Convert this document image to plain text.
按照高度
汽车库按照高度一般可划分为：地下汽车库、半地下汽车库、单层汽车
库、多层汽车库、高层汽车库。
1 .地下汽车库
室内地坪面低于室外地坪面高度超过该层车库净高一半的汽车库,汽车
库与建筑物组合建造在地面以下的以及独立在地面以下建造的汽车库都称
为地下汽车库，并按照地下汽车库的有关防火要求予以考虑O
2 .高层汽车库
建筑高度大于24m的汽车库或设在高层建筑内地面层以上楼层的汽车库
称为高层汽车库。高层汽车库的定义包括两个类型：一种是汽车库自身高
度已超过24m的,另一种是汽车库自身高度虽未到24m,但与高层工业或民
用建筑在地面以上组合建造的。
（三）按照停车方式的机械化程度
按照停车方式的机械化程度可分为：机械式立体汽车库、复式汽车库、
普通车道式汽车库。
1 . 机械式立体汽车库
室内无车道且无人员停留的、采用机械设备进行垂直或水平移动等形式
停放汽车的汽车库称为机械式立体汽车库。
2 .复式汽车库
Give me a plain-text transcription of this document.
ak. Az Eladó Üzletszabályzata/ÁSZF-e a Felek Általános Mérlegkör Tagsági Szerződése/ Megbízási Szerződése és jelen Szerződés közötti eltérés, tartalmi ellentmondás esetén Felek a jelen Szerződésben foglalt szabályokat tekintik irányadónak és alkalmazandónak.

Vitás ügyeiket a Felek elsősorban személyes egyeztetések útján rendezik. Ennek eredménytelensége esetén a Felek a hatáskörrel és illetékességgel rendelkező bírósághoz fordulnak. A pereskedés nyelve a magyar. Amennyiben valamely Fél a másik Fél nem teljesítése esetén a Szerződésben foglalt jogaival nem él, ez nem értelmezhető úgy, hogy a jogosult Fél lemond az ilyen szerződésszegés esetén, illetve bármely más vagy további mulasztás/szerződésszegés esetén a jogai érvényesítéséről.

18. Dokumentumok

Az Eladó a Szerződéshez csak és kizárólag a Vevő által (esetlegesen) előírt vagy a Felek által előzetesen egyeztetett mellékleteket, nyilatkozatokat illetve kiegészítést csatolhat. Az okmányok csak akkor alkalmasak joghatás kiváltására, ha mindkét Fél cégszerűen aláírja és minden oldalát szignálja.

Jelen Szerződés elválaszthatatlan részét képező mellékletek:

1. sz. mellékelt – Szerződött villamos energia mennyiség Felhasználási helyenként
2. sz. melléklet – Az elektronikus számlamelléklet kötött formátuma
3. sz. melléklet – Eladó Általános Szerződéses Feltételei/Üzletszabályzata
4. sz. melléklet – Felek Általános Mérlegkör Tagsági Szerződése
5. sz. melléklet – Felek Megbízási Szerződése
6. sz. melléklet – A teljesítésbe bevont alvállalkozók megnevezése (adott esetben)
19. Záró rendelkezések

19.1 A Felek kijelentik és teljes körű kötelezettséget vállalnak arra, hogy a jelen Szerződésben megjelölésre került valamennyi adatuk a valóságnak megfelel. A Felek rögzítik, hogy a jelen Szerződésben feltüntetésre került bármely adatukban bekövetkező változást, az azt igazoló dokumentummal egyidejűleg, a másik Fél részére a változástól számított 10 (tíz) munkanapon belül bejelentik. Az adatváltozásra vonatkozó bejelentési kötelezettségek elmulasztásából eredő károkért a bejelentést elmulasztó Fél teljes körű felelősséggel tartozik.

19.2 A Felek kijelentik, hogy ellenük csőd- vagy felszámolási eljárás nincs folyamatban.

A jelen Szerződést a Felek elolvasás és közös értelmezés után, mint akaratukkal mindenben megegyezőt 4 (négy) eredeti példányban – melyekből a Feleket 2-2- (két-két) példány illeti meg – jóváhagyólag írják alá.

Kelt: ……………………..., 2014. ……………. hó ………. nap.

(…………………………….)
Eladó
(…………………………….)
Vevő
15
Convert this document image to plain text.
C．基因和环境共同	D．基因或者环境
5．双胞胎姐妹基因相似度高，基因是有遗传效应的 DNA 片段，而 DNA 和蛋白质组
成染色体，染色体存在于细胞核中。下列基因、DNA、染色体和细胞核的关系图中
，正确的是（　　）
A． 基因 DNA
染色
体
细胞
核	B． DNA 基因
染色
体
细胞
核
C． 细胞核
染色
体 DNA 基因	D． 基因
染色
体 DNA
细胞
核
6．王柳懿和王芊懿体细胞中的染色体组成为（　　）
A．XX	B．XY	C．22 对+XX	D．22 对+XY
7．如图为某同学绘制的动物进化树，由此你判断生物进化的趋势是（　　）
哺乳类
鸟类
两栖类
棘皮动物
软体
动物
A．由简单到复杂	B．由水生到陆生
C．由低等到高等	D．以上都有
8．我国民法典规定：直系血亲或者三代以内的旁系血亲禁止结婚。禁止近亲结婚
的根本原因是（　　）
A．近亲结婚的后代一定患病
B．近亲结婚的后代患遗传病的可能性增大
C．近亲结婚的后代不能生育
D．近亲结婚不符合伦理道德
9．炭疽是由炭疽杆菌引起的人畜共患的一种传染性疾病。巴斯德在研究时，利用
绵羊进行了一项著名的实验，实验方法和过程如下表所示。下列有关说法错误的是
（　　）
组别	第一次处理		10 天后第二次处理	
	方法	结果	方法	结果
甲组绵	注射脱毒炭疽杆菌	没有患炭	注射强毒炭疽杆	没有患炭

#####

* YOUR OBJECTIVE
Scan the listing above and copy all lines containing the word "复式汽车库".

* WRITTEN ANSWER
按照停车方式的机械化程度可分为：机械式立体汽车库、复式汽车库、
2 .复式汽车库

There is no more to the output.